WORK INSTRUCTIONS:
Collect every line below that contains the word "JSON".

DATASET:
## START

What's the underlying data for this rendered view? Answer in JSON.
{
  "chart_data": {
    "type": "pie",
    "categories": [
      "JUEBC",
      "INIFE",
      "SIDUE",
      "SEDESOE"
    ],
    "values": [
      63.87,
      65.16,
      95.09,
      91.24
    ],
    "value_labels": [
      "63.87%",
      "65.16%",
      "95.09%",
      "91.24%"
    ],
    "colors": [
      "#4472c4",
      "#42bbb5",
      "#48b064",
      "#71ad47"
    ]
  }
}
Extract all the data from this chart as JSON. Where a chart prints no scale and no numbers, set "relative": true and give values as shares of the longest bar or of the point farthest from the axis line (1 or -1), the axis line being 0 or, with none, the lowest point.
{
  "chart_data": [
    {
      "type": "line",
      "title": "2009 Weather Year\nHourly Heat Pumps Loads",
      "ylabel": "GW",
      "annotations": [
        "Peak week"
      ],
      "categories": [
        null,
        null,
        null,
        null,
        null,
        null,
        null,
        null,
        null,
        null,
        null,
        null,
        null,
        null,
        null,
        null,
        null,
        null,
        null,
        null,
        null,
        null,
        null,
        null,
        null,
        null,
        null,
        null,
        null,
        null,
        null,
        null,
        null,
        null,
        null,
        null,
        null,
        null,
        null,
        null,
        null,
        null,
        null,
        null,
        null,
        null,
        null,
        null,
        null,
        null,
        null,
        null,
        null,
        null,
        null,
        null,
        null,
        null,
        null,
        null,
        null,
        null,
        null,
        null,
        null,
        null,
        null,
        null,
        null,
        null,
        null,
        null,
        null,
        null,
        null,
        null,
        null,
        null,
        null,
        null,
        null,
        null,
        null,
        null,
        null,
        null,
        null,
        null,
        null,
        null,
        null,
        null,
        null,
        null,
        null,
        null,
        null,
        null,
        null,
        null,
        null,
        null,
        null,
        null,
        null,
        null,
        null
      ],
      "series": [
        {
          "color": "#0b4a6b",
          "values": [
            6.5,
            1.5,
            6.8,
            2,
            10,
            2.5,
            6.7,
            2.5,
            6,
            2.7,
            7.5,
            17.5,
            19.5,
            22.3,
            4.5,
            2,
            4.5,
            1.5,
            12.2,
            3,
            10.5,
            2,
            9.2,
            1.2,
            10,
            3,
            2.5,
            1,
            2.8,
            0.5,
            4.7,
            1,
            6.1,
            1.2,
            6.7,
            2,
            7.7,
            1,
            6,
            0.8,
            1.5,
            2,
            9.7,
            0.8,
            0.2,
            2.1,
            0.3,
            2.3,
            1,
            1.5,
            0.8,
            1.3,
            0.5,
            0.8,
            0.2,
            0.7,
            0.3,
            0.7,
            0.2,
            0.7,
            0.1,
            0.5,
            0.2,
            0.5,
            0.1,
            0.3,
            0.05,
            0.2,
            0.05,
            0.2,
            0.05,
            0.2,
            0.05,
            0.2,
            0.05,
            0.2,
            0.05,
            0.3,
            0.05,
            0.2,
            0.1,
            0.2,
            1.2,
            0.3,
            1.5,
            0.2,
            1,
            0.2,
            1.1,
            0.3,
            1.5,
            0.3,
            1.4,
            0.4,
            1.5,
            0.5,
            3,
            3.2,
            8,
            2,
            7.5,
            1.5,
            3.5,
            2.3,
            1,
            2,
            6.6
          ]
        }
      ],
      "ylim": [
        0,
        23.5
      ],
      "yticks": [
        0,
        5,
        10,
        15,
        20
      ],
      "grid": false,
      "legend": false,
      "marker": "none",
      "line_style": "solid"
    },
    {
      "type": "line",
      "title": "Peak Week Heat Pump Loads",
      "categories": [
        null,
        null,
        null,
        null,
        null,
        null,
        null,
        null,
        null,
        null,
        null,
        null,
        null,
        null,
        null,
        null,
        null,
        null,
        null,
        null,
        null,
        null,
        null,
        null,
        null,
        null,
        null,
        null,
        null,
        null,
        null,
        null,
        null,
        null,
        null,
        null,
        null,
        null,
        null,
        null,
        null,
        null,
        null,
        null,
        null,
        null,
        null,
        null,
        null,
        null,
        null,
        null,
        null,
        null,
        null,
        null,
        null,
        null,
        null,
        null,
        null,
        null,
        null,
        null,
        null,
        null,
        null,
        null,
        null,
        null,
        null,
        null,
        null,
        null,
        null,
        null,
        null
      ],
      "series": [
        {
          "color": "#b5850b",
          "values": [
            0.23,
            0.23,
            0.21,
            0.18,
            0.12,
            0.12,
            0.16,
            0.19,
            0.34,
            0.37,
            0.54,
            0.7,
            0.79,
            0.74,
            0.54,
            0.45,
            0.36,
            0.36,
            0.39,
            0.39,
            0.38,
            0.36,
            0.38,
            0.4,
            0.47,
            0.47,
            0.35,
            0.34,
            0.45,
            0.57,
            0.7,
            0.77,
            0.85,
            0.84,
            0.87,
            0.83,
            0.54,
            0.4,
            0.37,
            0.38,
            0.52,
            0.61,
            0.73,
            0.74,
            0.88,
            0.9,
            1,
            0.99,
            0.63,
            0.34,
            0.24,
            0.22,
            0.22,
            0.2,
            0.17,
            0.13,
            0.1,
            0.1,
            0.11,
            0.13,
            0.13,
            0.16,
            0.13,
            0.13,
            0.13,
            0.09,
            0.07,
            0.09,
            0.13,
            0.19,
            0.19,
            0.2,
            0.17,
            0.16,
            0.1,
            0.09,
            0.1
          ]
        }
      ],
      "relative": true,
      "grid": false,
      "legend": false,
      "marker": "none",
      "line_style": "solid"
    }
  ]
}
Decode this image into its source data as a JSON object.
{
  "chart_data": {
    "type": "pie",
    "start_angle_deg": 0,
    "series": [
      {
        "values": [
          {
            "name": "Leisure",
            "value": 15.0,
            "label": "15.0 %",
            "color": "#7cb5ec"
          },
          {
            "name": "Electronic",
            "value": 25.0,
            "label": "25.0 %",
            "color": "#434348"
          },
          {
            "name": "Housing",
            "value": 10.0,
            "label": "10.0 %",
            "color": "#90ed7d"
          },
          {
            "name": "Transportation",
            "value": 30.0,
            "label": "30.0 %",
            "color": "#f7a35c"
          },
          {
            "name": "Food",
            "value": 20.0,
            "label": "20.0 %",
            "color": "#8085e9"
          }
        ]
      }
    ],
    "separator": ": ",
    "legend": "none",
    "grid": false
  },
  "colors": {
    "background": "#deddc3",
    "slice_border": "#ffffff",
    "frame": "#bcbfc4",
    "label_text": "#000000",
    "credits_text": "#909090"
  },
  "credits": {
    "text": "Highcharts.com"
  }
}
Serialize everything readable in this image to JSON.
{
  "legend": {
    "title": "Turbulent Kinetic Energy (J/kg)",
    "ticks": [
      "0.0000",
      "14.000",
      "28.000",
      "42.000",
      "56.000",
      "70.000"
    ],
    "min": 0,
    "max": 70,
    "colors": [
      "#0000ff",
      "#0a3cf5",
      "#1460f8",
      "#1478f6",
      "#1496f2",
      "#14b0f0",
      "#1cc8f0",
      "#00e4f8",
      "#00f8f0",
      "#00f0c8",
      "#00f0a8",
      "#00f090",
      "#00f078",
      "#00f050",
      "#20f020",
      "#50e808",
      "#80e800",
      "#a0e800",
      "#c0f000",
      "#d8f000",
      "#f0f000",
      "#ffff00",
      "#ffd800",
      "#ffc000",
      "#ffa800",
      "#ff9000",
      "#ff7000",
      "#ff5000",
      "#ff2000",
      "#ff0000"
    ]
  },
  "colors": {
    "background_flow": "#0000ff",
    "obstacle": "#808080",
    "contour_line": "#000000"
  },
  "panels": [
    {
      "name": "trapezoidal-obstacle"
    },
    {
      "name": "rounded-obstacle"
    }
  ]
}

## END

THE COMPLETED TASK:
What's the underlying data for this rendered view? Answer in JSON.
Extract all the data from this chart as JSON. Where a chart prints no scale and no numbers, set "relative": true and give values as shares of the longest bar or of the point farthest from the axis line (1 or -1), the axis line being 0 or, with none, the lowest point.
Decode this image into its source data as a JSON object.
Serialize everything readable in this image to JSON.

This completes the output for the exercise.